Take the entries below and print all of them exactly, please.

** start Data for this exercise **

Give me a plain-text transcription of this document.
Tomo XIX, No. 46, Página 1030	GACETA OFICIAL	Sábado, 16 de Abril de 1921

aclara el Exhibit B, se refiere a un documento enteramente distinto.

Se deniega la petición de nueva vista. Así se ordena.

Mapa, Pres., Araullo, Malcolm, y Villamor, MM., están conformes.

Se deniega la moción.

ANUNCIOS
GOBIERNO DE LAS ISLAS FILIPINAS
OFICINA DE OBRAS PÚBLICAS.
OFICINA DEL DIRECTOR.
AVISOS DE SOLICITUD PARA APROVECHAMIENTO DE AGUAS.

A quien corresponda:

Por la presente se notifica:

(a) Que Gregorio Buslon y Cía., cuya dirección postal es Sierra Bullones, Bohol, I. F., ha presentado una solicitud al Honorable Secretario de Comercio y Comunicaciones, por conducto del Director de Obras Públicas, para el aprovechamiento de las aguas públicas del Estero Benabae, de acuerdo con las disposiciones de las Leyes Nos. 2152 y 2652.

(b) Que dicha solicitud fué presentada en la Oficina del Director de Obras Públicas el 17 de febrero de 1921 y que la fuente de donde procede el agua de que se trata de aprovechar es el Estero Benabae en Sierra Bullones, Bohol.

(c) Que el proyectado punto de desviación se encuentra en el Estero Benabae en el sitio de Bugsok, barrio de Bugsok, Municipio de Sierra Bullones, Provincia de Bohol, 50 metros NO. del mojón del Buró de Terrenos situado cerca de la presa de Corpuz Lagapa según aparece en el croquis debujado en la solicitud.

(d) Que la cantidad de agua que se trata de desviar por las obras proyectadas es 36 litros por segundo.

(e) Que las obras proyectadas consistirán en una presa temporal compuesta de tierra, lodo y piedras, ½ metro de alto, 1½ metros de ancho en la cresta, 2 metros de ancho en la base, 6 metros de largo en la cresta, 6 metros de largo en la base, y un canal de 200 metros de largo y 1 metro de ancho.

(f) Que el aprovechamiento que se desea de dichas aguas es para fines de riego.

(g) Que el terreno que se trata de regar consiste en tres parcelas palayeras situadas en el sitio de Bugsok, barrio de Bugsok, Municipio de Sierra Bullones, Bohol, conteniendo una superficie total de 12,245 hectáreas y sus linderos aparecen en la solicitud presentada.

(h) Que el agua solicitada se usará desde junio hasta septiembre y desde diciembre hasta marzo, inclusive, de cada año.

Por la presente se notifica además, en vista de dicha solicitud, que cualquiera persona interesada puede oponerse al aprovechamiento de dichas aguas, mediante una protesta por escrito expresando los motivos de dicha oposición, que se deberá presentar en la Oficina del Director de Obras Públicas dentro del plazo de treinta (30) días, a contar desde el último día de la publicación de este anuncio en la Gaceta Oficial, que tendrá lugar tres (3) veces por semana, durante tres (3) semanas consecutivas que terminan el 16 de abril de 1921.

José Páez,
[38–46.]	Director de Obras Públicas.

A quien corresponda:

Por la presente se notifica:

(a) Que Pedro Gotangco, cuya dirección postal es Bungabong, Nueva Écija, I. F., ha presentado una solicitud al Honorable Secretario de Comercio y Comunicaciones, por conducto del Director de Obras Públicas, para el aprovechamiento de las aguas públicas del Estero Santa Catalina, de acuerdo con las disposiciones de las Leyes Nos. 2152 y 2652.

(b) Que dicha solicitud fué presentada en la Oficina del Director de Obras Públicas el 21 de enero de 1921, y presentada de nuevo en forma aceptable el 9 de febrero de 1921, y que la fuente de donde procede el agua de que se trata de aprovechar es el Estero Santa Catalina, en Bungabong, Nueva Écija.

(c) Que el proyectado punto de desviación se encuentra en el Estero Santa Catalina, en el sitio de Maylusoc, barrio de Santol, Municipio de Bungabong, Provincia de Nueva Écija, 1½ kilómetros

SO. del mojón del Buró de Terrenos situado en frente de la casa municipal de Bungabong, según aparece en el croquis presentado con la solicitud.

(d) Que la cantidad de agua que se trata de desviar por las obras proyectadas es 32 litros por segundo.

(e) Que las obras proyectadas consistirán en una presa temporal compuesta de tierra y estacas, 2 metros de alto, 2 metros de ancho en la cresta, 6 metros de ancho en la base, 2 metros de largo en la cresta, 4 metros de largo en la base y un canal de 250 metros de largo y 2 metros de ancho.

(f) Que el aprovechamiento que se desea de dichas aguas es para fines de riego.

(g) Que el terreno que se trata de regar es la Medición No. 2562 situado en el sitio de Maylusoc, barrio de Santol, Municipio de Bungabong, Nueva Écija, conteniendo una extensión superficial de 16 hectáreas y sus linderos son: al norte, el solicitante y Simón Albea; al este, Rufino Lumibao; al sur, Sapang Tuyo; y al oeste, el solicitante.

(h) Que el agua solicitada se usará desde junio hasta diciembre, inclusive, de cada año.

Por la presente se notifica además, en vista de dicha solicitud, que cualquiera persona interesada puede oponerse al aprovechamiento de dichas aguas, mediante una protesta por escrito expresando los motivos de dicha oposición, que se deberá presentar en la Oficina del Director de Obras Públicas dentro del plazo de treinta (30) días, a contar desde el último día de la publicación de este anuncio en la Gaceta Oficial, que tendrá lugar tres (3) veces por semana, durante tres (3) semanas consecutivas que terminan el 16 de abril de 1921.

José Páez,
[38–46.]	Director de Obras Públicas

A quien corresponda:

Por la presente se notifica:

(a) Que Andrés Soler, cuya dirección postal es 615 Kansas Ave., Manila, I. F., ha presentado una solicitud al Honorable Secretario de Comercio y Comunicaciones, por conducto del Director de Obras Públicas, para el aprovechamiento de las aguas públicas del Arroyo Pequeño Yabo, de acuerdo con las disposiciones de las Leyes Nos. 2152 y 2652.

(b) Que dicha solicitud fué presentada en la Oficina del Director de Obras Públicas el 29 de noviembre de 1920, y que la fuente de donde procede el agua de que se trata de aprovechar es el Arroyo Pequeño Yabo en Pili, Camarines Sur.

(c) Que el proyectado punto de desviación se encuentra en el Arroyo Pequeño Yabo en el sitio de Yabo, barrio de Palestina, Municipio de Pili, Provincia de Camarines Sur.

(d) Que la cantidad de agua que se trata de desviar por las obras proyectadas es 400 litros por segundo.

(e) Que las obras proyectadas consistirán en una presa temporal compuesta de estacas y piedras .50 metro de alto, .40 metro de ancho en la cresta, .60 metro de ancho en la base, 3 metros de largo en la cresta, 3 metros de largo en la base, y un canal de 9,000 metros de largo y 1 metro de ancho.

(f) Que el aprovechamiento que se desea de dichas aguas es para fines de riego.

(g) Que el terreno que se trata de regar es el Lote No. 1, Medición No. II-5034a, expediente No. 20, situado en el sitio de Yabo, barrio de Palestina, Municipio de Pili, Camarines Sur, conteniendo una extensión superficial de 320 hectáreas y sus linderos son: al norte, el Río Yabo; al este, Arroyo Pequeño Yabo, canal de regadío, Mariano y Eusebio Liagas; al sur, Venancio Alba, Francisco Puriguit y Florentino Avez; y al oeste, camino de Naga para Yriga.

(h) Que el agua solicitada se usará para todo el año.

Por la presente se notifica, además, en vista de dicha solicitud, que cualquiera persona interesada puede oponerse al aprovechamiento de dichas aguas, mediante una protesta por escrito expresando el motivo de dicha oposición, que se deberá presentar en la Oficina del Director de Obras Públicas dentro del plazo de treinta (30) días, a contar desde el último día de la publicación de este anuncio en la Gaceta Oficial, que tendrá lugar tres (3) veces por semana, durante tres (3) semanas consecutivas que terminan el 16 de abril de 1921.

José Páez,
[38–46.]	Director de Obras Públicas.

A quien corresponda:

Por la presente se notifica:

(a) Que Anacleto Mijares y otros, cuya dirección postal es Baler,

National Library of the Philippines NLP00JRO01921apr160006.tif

** end Data for this exercise **

◆ Reply to the exercise ◆
Give me a plain-text transcription of this document.
Tomo XIX, No. 46, Página 1030	GACETA OFICIAL	Sábado, 16 de Abril de 1921

aclara el Exhibit B, se refiere a un documento enteramente distinto.

Se deniega la petición de nueva vista. Así se ordena.

Mapa, Pres., Araullo, Malcolm, y Villamor, MM., están conformes.

Se deniega la moción.

ANUNCIOS
GOBIERNO DE LAS ISLAS FILIPINAS
OFICINA DE OBRAS PÚBLICAS.
OFICINA DEL DIRECTOR.
AVISOS DE SOLICITUD PARA APROVECHAMIENTO DE AGUAS.

A quien corresponda:

Por la presente se notifica:

(a) Que Gregorio Buslon y Cía., cuya dirección postal es Sierra Bullones, Bohol, I. F., ha presentado una solicitud al Honorable Secretario de Comercio y Comunicaciones, por conducto del Director de Obras Públicas, para el aprovechamiento de las aguas públicas del Estero Benabae, de acuerdo con las disposiciones de las Leyes Nos. 2152 y 2652.

(b) Que dicha solicitud fué presentada en la Oficina del Director de Obras Públicas el 17 de febrero de 1921 y que la fuente de donde procede el agua de que se trata de aprovechar es el Estero Benabae en Sierra Bullones, Bohol.

(c) Que el proyectado punto de desviación se encuentra en el Estero Benabae en el sitio de Bugsok, barrio de Bugsok, Municipio de Sierra Bullones, Provincia de Bohol, 50 metros NO. del mojón del Buró de Terrenos situado cerca de la presa de Corpuz Lagapa según aparece en el croquis debujado en la solicitud.

(d) Que la cantidad de agua que se trata de desviar por las obras proyectadas es 36 litros por segundo.

(e) Que las obras proyectadas consistirán en una presa temporal compuesta de tierra, lodo y piedras, ½ metro de alto, 1½ metros de ancho en la cresta, 2 metros de ancho en la base, 6 metros de largo en la cresta, 6 metros de largo en la base, y un canal de 200 metros de largo y 1 metro de ancho.

(f) Que el aprovechamiento que se desea de dichas aguas es para fines de riego.

(g) Que el terreno que se trata de regar consiste en tres parcelas palayeras situadas en el sitio de Bugsok, barrio de Bugsok, Municipio de Sierra Bullones, Bohol, conteniendo una superficie total de 12,245 hectáreas y sus linderos aparecen en la solicitud presentada.

(h) Que el agua solicitada se usará desde junio hasta septiembre y desde diciembre hasta marzo, inclusive, de cada año.

Por la presente se notifica además, en vista de dicha solicitud, que cualquiera persona interesada puede oponerse al aprovechamiento de dichas aguas, mediante una protesta por escrito expresando los motivos de dicha oposición, que se deberá presentar en la Oficina del Director de Obras Públicas dentro del plazo de treinta (30) días, a contar desde el último día de la publicación de este anuncio en la Gaceta Oficial, que tendrá lugar tres (3) veces por semana, durante tres (3) semanas consecutivas que terminan el 16 de abril de 1921.

José Páez,
[38–46.]	Director de Obras Públicas.

A quien corresponda:

Por la presente se notifica:

(a) Que Pedro Gotangco, cuya dirección postal es Bungabong, Nueva Écija, I. F., ha presentado una solicitud al Honorable Secretario de Comercio y Comunicaciones, por conducto del Director de Obras Públicas, para el aprovechamiento de las aguas públicas del Estero Santa Catalina, de acuerdo con las disposiciones de las Leyes Nos. 2152 y 2652.

(b) Que dicha solicitud fué presentada en la Oficina del Director de Obras Públicas el 21 de enero de 1921, y presentada de nuevo en forma aceptable el 9 de febrero de 1921, y que la fuente de donde procede el agua de que se trata de aprovechar es el Estero Santa Catalina, en Bungabong, Nueva Écija.

(c) Que el proyectado punto de desviación se encuentra en el Estero Santa Catalina, en el sitio de Maylusoc, barrio de Santol, Municipio de Bungabong, Provincia de Nueva Écija, 1½ kilómetros

SO. del mojón del Buró de Terrenos situado en frente de la casa municipal de Bungabong, según aparece en el croquis presentado con la solicitud.

(d) Que la cantidad de agua que se trata de desviar por las obras proyectadas es 32 litros por segundo.

(e) Que las obras proyectadas consistirán en una presa temporal compuesta de tierra y estacas, 2 metros de alto, 2 metros de ancho en la cresta, 6 metros de ancho en la base, 2 metros de largo en la cresta, 4 metros de largo en la base y un canal de 250 metros de largo y 2 metros de ancho.

(f) Que el aprovechamiento que se desea de dichas aguas es para fines de riego.

(g) Que el terreno que se trata de regar es la Medición No. 2562 situado en el sitio de Maylusoc, barrio de Santol, Municipio de Bungabong, Nueva Écija, conteniendo una extensión superficial de 16 hectáreas y sus linderos son: al norte, el solicitante y Simón Albea; al este, Rufino Lumibao; al sur, Sapang Tuyo; y al oeste, el solicitante.

(h) Que el agua solicitada se usará desde junio hasta diciembre, inclusive, de cada año.

Por la presente se notifica además, en vista de dicha solicitud, que cualquiera persona interesada puede oponerse al aprovechamiento de dichas aguas, mediante una protesta por escrito expresando los motivos de dicha oposición, que se deberá presentar en la Oficina del Director de Obras Públicas dentro del plazo de treinta (30) días, a contar desde el último día de la publicación de este anuncio en la Gaceta Oficial, que tendrá lugar tres (3) veces por semana, durante tres (3) semanas consecutivas que terminan el 16 de abril de 1921.

José Páez,
[38–46.]	Director de Obras Públicas

A quien corresponda:

Por la presente se notifica:

(a) Que Andrés Soler, cuya dirección postal es 615 Kansas Ave., Manila, I. F., ha presentado una solicitud al Honorable Secretario de Comercio y Comunicaciones, por conducto del Director de Obras Públicas, para el aprovechamiento de las aguas públicas del Arroyo Pequeño Yabo, de acuerdo con las disposiciones de las Leyes Nos. 2152 y 2652.

(b) Que dicha solicitud fué presentada en la Oficina del Director de Obras Públicas el 29 de noviembre de 1920, y que la fuente de donde procede el agua de que se trata de aprovechar es el Arroyo Pequeño Yabo en Pili, Camarines Sur.

(c) Que el proyectado punto de desviación se encuentra en el Arroyo Pequeño Yabo en el sitio de Yabo, barrio de Palestina, Municipio de Pili, Provincia de Camarines Sur.

(d) Que la cantidad de agua que se trata de desviar por las obras proyectadas es 400 litros por segundo.

(e) Que las obras proyectadas consistirán en una presa temporal compuesta de estacas y piedras .50 metro de alto, .40 metro de ancho en la cresta, .60 metro de ancho en la base, 3 metros de largo en la cresta, 3 metros de largo en la base, y un canal de 9,000 metros de largo y 1 metro de ancho.

(f) Que el aprovechamiento que se desea de dichas aguas es para fines de riego.

(g) Que el terreno que se trata de regar es el Lote No. 1, Medición No. II-5034a, expediente No. 20, situado en el sitio de Yabo, barrio de Palestina, Municipio de Pili, Camarines Sur, conteniendo una extensión superficial de 320 hectáreas y sus linderos son: al norte, el Río Yabo; al este, Arroyo Pequeño Yabo, canal de regadío, Mariano y Eusebio Liagas; al sur, Venancio Alba, Francisco Puriguit y Florentino Avez; y al oeste, camino de Naga para Yriga.

(h) Que el agua solicitada se usará para todo el año.

Por la presente se notifica, además, en vista de dicha solicitud, que cualquiera persona interesada puede oponerse al aprovechamiento de dichas aguas, mediante una protesta por escrito expresando el motivo de dicha oposición, que se deberá presentar en la Oficina del Director de Obras Públicas dentro del plazo de treinta (30) días, a contar desde el último día de la publicación de este anuncio en la Gaceta Oficial, que tendrá lugar tres (3) veces por semana, durante tres (3) semanas consecutivas que terminan el 16 de abril de 1921.

José Páez,
[38–46.]	Director de Obras Públicas.

A quien corresponda:

Por la presente se notifica:

(a) Que Anacleto Mijares y otros, cuya dirección postal es Baler,

National Library of the Philippines NLP00JRO01921apr160006.tif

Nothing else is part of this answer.